- [DATA EXTRACT]
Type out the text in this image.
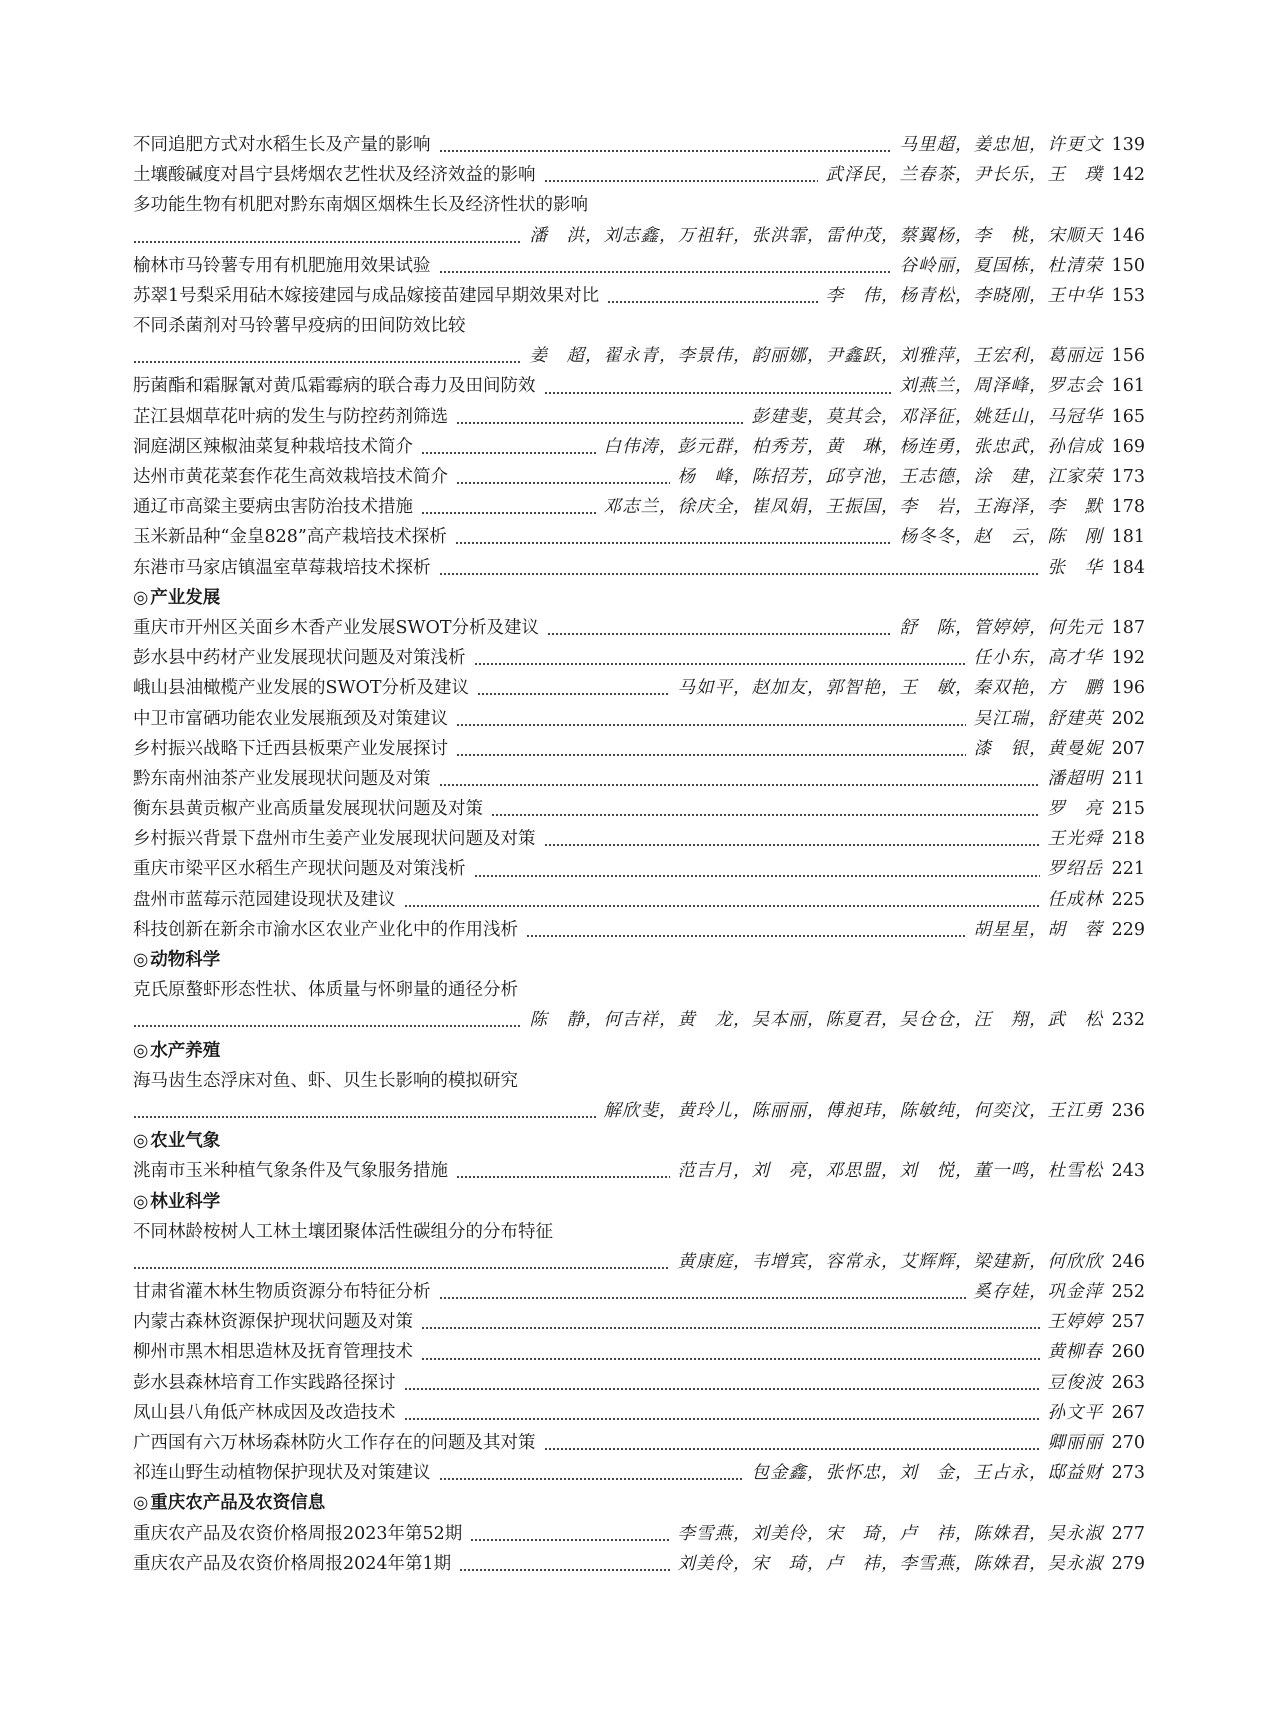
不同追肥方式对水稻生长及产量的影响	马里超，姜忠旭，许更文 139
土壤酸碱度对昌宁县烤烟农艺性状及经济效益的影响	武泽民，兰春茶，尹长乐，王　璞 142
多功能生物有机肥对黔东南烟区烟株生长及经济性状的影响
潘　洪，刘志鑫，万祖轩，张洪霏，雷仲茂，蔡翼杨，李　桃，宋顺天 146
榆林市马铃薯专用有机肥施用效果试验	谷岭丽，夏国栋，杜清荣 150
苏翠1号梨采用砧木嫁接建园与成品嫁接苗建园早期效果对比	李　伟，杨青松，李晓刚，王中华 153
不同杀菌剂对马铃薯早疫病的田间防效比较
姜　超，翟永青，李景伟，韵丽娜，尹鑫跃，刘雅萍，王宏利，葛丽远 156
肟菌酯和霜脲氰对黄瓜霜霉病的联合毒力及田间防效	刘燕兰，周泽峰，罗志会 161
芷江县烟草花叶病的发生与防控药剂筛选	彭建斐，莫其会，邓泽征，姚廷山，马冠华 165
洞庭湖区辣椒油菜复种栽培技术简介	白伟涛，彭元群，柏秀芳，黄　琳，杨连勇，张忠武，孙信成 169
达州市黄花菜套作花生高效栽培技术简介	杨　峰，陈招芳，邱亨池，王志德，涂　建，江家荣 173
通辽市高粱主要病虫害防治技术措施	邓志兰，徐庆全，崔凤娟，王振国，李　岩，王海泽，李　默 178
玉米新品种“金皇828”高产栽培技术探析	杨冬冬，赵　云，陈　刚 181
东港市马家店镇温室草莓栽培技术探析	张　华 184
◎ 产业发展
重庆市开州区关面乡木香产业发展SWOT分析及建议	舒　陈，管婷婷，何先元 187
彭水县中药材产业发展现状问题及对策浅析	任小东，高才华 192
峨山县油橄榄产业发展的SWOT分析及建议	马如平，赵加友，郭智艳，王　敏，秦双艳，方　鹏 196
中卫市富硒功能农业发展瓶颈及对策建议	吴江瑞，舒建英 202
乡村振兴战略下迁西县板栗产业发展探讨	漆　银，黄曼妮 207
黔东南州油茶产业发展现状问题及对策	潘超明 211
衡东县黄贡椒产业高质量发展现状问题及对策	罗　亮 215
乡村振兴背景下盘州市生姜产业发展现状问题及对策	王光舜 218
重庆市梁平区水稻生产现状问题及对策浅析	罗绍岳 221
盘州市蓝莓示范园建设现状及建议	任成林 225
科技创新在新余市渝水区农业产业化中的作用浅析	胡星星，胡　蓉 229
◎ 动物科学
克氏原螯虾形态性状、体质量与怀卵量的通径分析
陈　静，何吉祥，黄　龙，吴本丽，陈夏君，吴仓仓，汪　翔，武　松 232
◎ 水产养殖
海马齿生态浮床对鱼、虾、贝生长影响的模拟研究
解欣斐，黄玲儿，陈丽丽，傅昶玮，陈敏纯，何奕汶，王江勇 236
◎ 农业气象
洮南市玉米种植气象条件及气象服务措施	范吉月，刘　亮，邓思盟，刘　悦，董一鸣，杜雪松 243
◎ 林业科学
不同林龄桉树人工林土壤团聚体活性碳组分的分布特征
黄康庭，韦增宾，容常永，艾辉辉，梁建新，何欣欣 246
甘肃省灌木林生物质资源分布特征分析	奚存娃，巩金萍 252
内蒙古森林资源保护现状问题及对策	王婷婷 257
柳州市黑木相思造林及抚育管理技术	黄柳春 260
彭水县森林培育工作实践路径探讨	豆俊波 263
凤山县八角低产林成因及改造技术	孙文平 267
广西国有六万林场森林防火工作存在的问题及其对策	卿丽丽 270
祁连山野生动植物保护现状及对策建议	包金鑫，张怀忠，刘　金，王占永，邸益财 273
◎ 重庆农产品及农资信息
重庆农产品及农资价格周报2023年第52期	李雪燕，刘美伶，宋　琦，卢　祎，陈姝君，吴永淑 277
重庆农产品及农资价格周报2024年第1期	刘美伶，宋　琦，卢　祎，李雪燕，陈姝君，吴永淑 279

- [BRIEF] Without the pictures, print the whole listing exactly as given.

- [WRITTEN RESPONSE]
Type out the text in this image.
不同追肥方式对水稻生长及产量的影响	马里超，姜忠旭，许更文 139
土壤酸碱度对昌宁县烤烟农艺性状及经济效益的影响	武泽民，兰春茶，尹长乐，王　璞 142
多功能生物有机肥对黔东南烟区烟株生长及经济性状的影响
潘　洪，刘志鑫，万祖轩，张洪霏，雷仲茂，蔡翼杨，李　桃，宋顺天 146
榆林市马铃薯专用有机肥施用效果试验	谷岭丽，夏国栋，杜清荣 150
苏翠1号梨采用砧木嫁接建园与成品嫁接苗建园早期效果对比	李　伟，杨青松，李晓刚，王中华 153
不同杀菌剂对马铃薯早疫病的田间防效比较
姜　超，翟永青，李景伟，韵丽娜，尹鑫跃，刘雅萍，王宏利，葛丽远 156
肟菌酯和霜脲氰对黄瓜霜霉病的联合毒力及田间防效	刘燕兰，周泽峰，罗志会 161
芷江县烟草花叶病的发生与防控药剂筛选	彭建斐，莫其会，邓泽征，姚廷山，马冠华 165
洞庭湖区辣椒油菜复种栽培技术简介	白伟涛，彭元群，柏秀芳，黄　琳，杨连勇，张忠武，孙信成 169
达州市黄花菜套作花生高效栽培技术简介	杨　峰，陈招芳，邱亨池，王志德，涂　建，江家荣 173
通辽市高粱主要病虫害防治技术措施	邓志兰，徐庆全，崔凤娟，王振国，李　岩，王海泽，李　默 178
玉米新品种“金皇828”高产栽培技术探析	杨冬冬，赵　云，陈　刚 181
东港市马家店镇温室草莓栽培技术探析	张　华 184
◎ 产业发展
重庆市开州区关面乡木香产业发展SWOT分析及建议	舒　陈，管婷婷，何先元 187
彭水县中药材产业发展现状问题及对策浅析	任小东，高才华 192
峨山县油橄榄产业发展的SWOT分析及建议	马如平，赵加友，郭智艳，王　敏，秦双艳，方　鹏 196
中卫市富硒功能农业发展瓶颈及对策建议	吴江瑞，舒建英 202
乡村振兴战略下迁西县板栗产业发展探讨	漆　银，黄曼妮 207
黔东南州油茶产业发展现状问题及对策	潘超明 211
衡东县黄贡椒产业高质量发展现状问题及对策	罗　亮 215
乡村振兴背景下盘州市生姜产业发展现状问题及对策	王光舜 218
重庆市梁平区水稻生产现状问题及对策浅析	罗绍岳 221
盘州市蓝莓示范园建设现状及建议	任成林 225
科技创新在新余市渝水区农业产业化中的作用浅析	胡星星，胡　蓉 229
◎ 动物科学
克氏原螯虾形态性状、体质量与怀卵量的通径分析
陈　静，何吉祥，黄　龙，吴本丽，陈夏君，吴仓仓，汪　翔，武　松 232
◎ 水产养殖
海马齿生态浮床对鱼、虾、贝生长影响的模拟研究
解欣斐，黄玲儿，陈丽丽，傅昶玮，陈敏纯，何奕汶，王江勇 236
◎ 农业气象
洮南市玉米种植气象条件及气象服务措施	范吉月，刘　亮，邓思盟，刘　悦，董一鸣，杜雪松 243
◎ 林业科学
不同林龄桉树人工林土壤团聚体活性碳组分的分布特征
黄康庭，韦增宾，容常永，艾辉辉，梁建新，何欣欣 246
甘肃省灌木林生物质资源分布特征分析	奚存娃，巩金萍 252
内蒙古森林资源保护现状问题及对策	王婷婷 257
柳州市黑木相思造林及抚育管理技术	黄柳春 260
彭水县森林培育工作实践路径探讨	豆俊波 263
凤山县八角低产林成因及改造技术	孙文平 267
广西国有六万林场森林防火工作存在的问题及其对策	卿丽丽 270
祁连山野生动植物保护现状及对策建议	包金鑫，张怀忠，刘　金，王占永，邸益财 273
◎ 重庆农产品及农资信息
重庆农产品及农资价格周报2023年第52期	李雪燕，刘美伶，宋　琦，卢　祎，陈姝君，吴永淑 277
重庆农产品及农资价格周报2024年第1期	刘美伶，宋　琦，卢　祎，李雪燕，陈姝君，吴永淑 279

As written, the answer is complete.